Report every line in the listing that contains the string "document".
= = = = =
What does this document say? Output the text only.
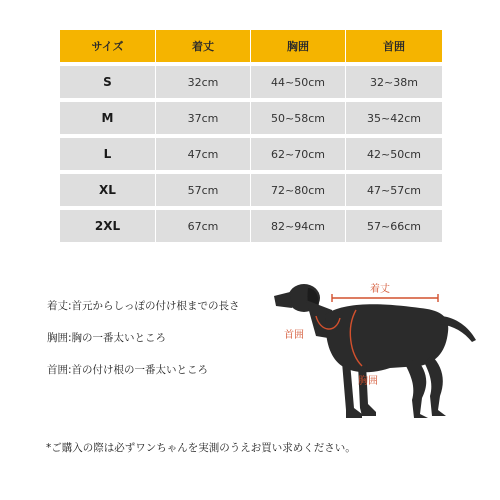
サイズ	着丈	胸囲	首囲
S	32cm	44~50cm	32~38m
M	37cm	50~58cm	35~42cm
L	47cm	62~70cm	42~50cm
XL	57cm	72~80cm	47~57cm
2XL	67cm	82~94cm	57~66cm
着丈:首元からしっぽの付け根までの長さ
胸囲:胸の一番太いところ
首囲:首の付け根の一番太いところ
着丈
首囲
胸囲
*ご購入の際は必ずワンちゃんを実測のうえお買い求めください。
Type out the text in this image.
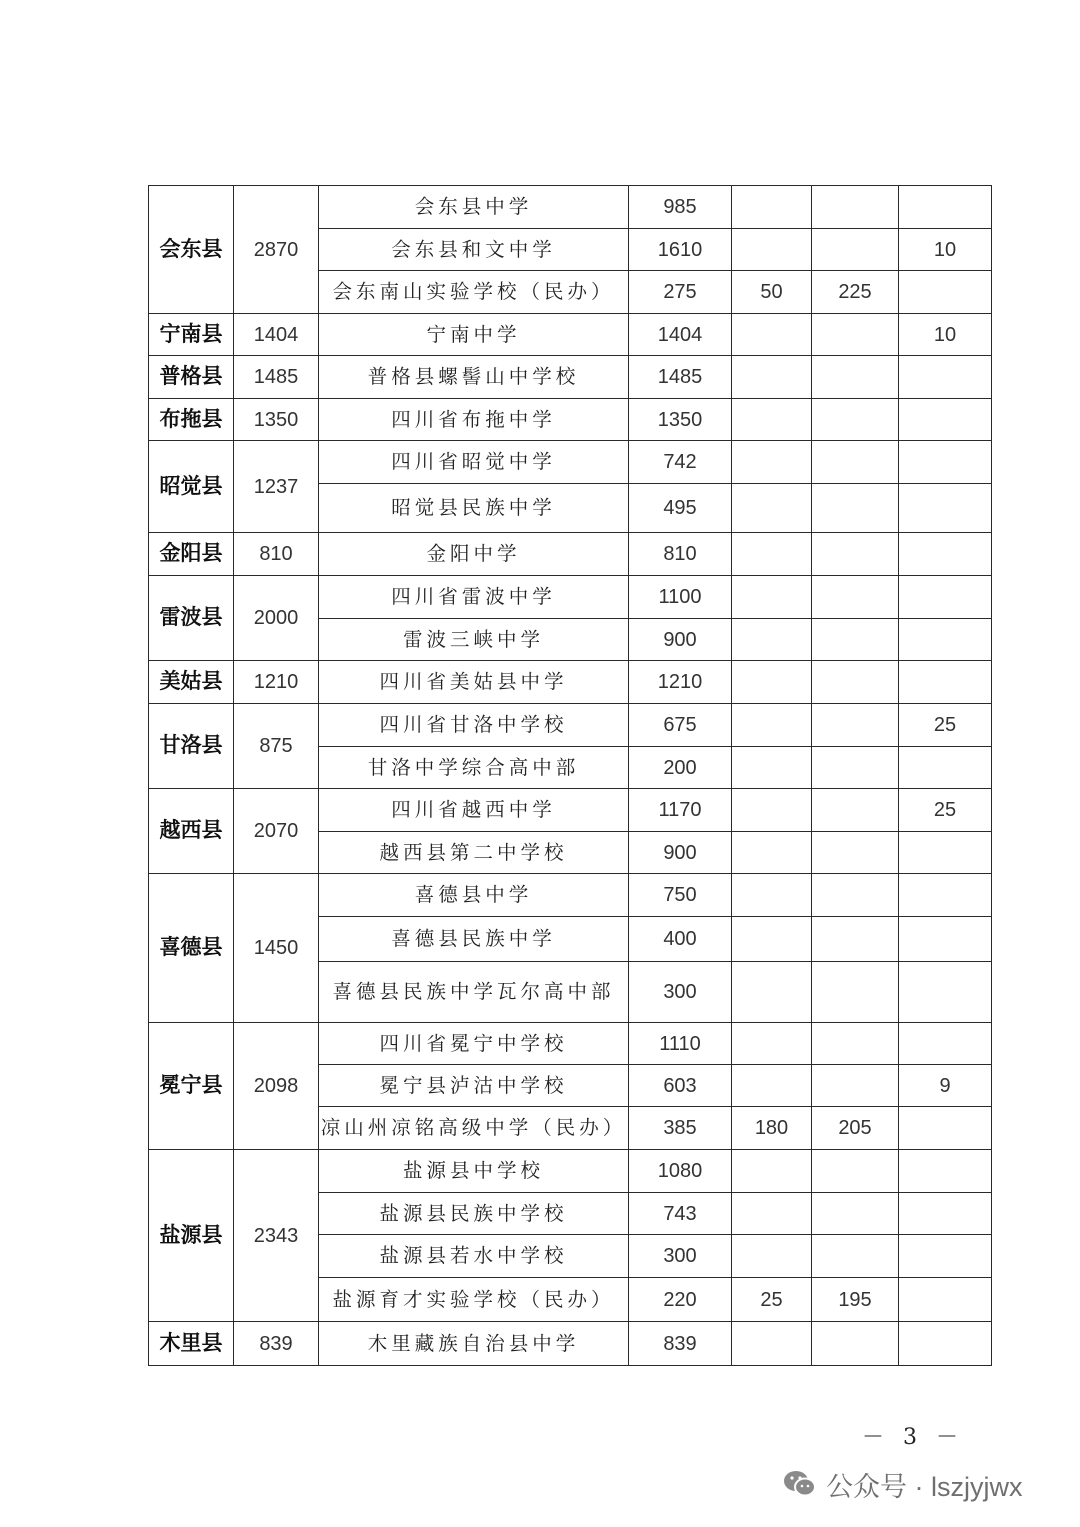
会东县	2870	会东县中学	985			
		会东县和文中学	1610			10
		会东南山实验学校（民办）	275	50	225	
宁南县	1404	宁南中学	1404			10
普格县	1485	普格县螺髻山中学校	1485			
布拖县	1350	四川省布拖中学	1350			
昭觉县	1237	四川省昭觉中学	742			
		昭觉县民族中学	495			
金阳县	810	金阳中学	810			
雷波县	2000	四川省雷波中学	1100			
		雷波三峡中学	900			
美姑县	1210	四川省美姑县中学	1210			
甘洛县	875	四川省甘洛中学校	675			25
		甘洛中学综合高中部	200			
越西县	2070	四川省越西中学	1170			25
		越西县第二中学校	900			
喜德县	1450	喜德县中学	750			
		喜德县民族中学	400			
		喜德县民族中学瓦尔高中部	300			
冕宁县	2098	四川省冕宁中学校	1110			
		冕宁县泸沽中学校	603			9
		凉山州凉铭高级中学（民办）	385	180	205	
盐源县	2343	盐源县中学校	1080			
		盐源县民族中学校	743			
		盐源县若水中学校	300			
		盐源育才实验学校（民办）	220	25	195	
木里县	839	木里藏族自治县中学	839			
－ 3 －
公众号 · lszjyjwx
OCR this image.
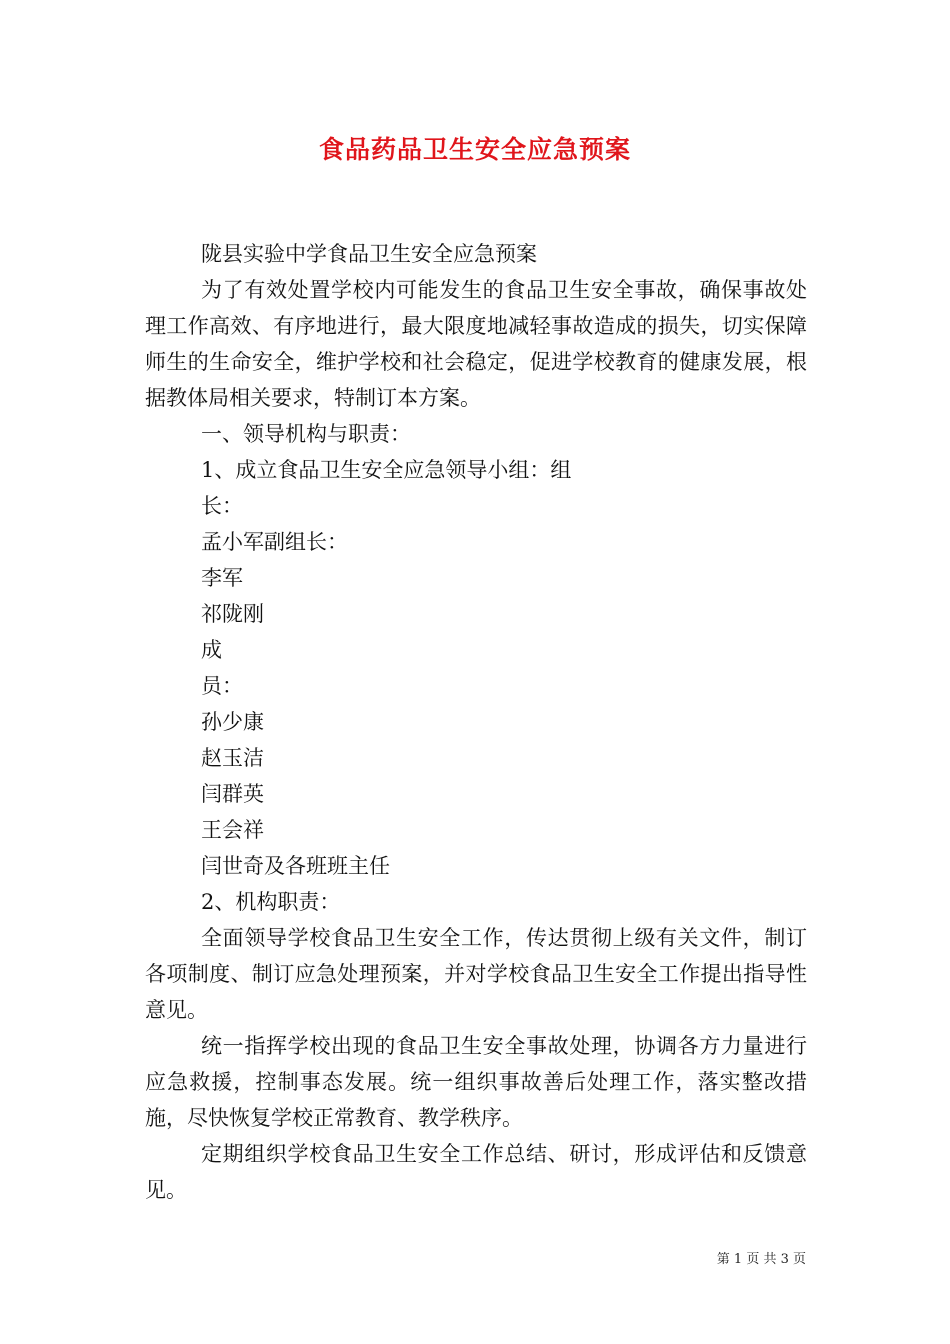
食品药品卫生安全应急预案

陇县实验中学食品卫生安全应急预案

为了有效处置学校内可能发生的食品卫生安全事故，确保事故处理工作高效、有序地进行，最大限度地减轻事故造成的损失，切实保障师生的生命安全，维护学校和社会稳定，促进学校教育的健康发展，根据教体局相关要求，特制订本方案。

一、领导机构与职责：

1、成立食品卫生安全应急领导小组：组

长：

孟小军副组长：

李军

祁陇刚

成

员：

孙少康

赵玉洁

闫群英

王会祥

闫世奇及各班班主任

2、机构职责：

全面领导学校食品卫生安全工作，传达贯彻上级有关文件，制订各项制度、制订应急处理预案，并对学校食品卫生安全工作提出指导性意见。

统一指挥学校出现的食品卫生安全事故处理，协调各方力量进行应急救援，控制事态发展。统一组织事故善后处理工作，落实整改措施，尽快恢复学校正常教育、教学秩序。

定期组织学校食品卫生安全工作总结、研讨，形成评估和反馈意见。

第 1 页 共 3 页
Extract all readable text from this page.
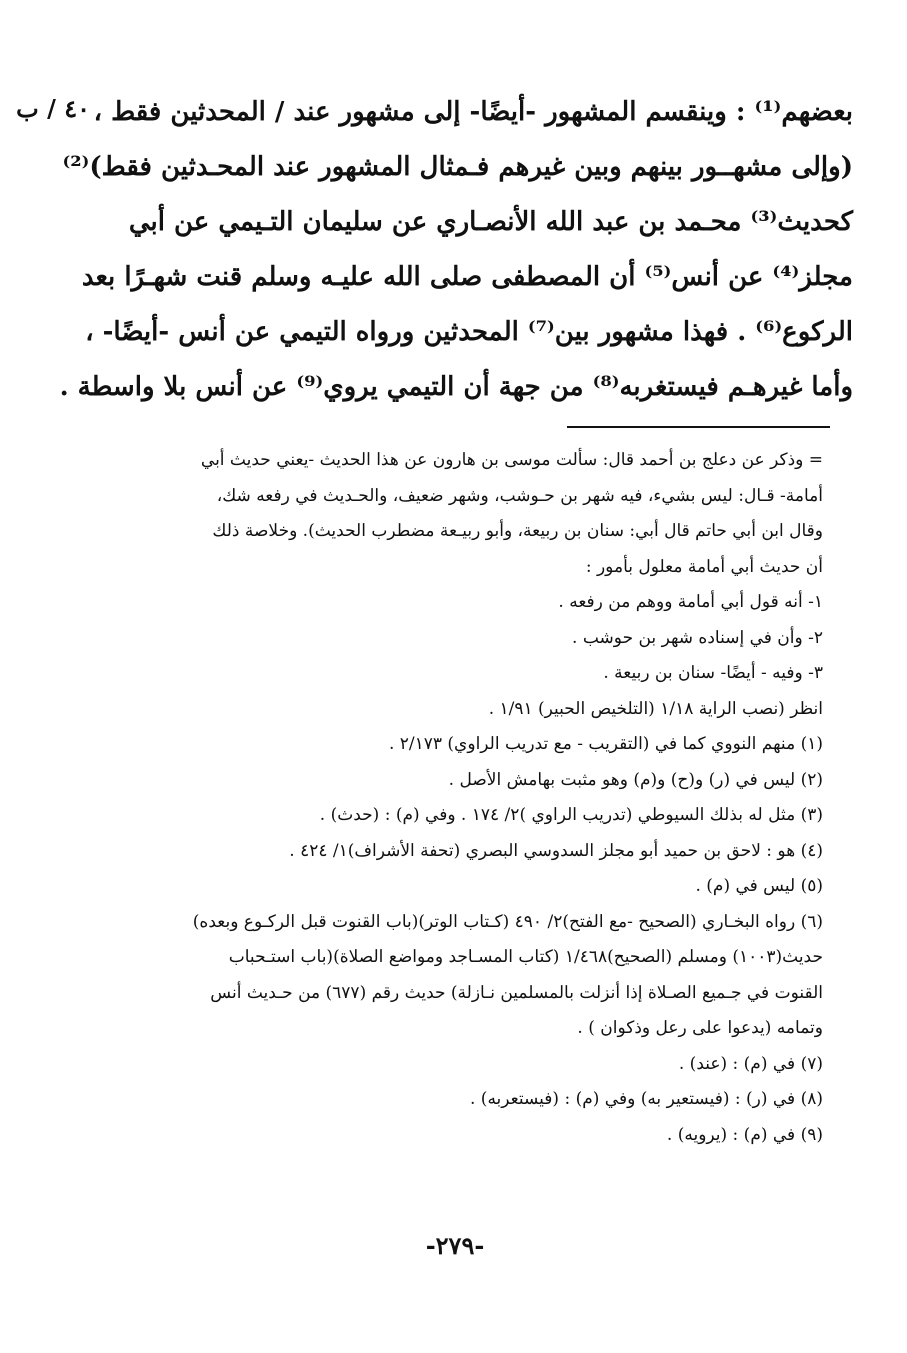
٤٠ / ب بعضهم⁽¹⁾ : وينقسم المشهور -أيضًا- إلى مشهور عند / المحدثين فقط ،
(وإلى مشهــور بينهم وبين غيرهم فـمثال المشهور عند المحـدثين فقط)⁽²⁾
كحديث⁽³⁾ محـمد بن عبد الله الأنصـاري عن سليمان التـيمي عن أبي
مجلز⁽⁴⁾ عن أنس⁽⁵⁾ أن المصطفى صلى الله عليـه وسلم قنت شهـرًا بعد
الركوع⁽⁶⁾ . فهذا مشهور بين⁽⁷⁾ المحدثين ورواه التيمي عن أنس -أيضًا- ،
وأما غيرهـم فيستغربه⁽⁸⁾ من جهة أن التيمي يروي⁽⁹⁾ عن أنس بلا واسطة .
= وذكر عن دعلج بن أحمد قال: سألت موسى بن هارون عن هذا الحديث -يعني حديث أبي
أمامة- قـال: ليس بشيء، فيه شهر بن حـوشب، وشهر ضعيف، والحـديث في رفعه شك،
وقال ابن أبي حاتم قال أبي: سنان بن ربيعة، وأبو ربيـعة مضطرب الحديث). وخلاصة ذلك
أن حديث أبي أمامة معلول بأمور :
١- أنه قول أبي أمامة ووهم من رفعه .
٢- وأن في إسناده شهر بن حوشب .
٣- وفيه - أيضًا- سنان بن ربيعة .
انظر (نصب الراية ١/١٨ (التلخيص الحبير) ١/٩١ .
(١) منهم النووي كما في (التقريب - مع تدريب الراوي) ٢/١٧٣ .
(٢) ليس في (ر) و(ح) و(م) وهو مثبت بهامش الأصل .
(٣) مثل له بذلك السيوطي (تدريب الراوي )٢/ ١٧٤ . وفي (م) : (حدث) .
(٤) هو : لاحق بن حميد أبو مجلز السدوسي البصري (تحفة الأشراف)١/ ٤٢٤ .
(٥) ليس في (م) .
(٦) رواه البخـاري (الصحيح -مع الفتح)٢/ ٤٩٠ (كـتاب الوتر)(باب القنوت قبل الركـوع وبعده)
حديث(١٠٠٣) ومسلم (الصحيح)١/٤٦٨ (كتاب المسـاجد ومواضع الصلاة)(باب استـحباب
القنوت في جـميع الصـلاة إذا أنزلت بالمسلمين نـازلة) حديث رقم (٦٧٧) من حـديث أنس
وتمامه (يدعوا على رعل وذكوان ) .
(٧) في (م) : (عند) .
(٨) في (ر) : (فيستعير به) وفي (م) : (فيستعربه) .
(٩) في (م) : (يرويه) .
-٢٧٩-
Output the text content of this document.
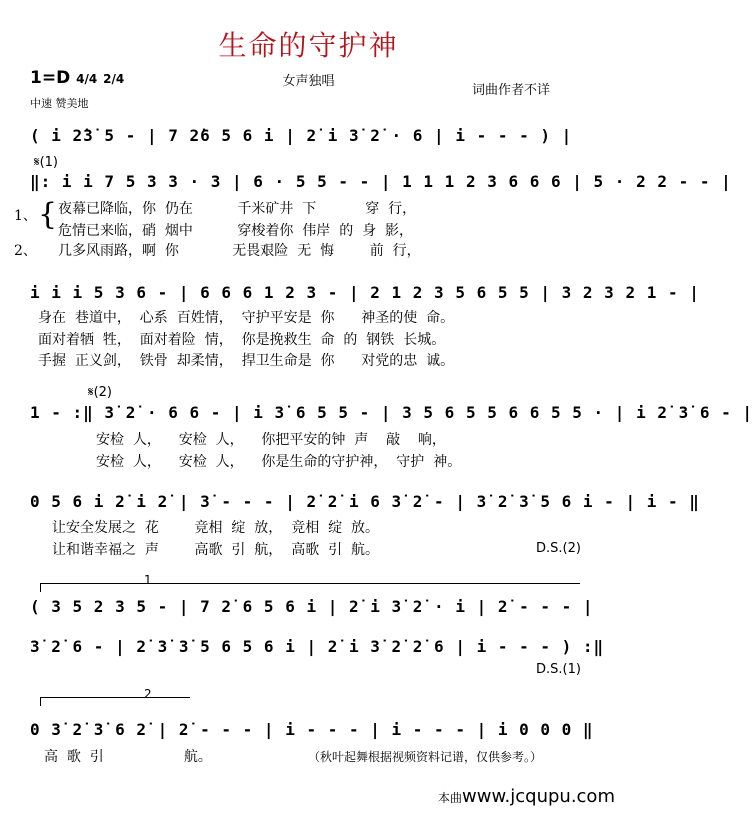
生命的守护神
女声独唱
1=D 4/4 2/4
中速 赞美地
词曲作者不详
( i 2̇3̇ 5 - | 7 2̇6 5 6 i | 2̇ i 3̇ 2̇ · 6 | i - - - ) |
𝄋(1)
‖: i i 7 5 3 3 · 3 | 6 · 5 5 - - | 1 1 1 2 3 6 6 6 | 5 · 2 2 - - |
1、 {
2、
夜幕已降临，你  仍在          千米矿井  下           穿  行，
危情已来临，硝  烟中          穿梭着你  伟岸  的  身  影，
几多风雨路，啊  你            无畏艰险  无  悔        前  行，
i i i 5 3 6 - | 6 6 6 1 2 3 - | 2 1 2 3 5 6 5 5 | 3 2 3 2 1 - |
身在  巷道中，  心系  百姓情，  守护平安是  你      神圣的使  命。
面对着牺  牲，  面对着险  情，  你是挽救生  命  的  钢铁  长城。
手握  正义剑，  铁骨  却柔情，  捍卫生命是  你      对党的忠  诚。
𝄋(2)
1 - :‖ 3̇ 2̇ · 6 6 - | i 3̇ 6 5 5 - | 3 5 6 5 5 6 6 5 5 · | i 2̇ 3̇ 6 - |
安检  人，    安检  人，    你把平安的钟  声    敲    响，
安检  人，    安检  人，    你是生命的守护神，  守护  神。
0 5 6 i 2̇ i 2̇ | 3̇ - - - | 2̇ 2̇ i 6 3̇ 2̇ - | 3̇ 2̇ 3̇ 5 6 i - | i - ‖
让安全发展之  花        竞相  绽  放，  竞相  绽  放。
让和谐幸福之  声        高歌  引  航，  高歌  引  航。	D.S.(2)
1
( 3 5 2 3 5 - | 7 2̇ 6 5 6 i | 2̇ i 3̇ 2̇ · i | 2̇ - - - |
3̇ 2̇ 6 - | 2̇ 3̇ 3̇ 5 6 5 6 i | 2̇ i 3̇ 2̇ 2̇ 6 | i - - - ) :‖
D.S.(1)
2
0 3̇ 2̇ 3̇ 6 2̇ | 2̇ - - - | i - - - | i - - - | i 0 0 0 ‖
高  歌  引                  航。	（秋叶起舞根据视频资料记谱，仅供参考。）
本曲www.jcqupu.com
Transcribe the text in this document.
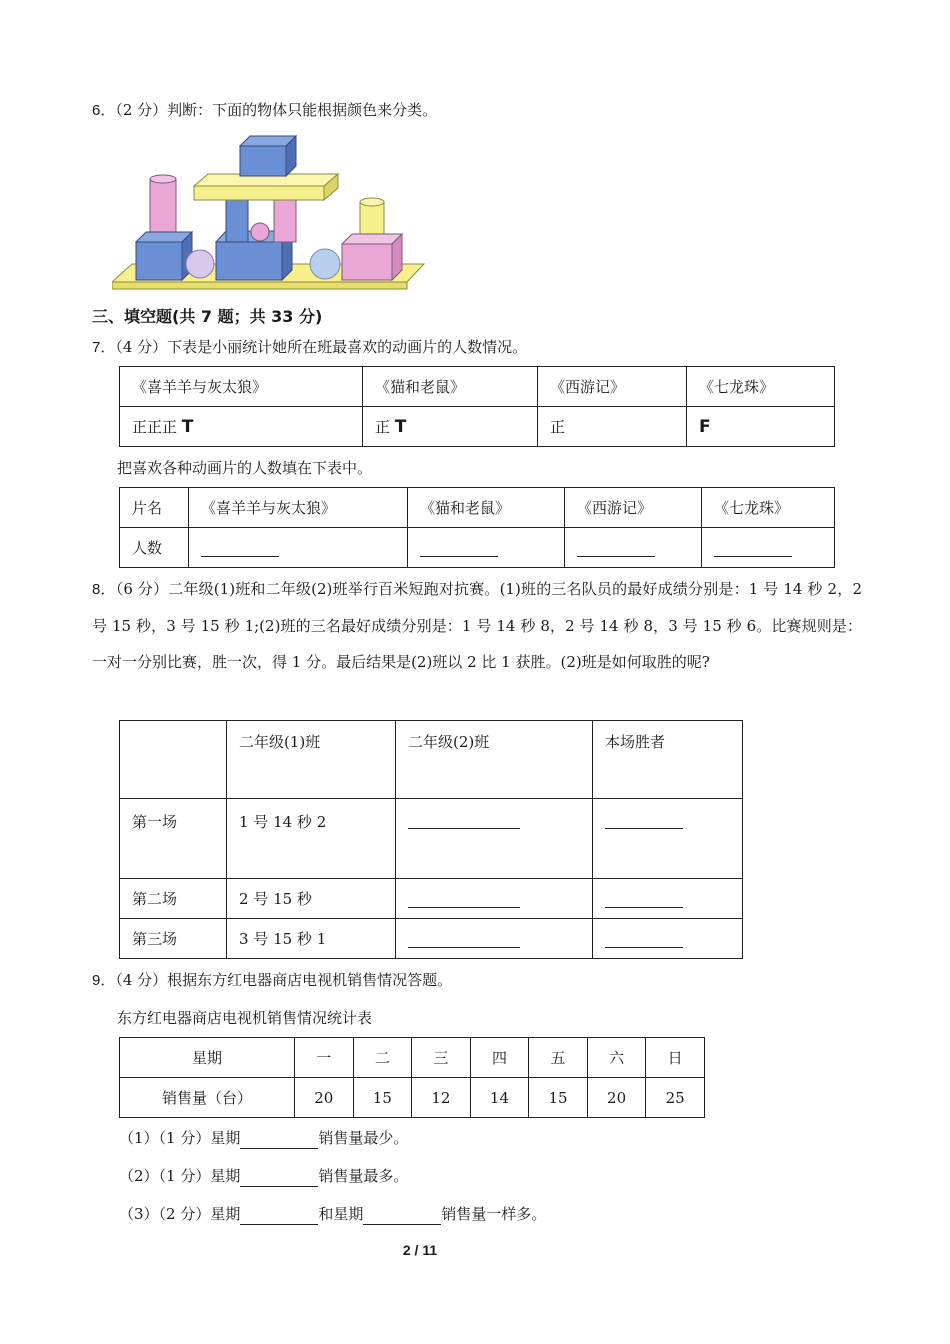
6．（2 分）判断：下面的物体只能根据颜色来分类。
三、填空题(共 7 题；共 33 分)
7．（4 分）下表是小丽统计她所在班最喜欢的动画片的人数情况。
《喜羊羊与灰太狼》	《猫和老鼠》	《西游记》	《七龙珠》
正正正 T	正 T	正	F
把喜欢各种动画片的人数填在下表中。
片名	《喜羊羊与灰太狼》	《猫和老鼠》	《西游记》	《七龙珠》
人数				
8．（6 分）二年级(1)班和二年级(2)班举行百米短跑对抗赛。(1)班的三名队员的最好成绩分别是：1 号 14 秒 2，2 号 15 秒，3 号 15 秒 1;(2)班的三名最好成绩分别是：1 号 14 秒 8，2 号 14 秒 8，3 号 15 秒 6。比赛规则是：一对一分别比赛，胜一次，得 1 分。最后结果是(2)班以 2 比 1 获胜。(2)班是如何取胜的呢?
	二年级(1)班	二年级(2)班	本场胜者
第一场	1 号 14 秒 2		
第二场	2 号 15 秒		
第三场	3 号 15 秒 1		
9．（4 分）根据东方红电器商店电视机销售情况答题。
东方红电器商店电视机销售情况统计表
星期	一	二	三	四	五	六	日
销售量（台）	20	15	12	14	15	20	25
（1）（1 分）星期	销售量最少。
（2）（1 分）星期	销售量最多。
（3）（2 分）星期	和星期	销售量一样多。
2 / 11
= = = = =
## TASK ANSWER
What does this document say? Output the text only.
Output the text content of this document.
Transcribe the text in this document.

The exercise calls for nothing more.